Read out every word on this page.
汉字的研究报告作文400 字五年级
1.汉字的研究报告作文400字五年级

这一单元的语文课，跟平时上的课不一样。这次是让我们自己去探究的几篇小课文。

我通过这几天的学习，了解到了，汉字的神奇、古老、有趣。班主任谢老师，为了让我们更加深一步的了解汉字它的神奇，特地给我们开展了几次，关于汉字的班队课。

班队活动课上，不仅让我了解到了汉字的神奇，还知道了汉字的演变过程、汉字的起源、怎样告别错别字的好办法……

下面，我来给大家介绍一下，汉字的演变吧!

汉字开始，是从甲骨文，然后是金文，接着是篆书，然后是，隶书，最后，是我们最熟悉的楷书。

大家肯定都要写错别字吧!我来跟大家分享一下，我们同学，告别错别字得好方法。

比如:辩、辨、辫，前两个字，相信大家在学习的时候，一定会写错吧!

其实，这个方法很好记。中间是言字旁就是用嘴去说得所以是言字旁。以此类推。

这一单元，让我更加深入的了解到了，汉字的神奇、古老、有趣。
---+---
Take the lines above and retype all of them exactly.

Read out every word on this page.
汉字的研究报告作文400 字五年级
1.汉字的研究报告作文400字五年级

这一单元的语文课，跟平时上的课不一样。这次是让我们自己去探究的几篇小课文。

我通过这几天的学习，了解到了，汉字的神奇、古老、有趣。班主任谢老师，为了让我们更加深一步的了解汉字它的神奇，特地给我们开展了几次，关于汉字的班队课。

班队活动课上，不仅让我了解到了汉字的神奇，还知道了汉字的演变过程、汉字的起源、怎样告别错别字的好办法……

下面，我来给大家介绍一下，汉字的演变吧!

汉字开始，是从甲骨文，然后是金文，接着是篆书，然后是，隶书，最后，是我们最熟悉的楷书。

大家肯定都要写错别字吧!我来跟大家分享一下，我们同学，告别错别字得好方法。

比如:辩、辨、辫，前两个字，相信大家在学习的时候，一定会写错吧!

其实，这个方法很好记。中间是言字旁就是用嘴去说得所以是言字旁。以此类推。

这一单元，让我更加深入的了解到了，汉字的神奇、古老、有趣。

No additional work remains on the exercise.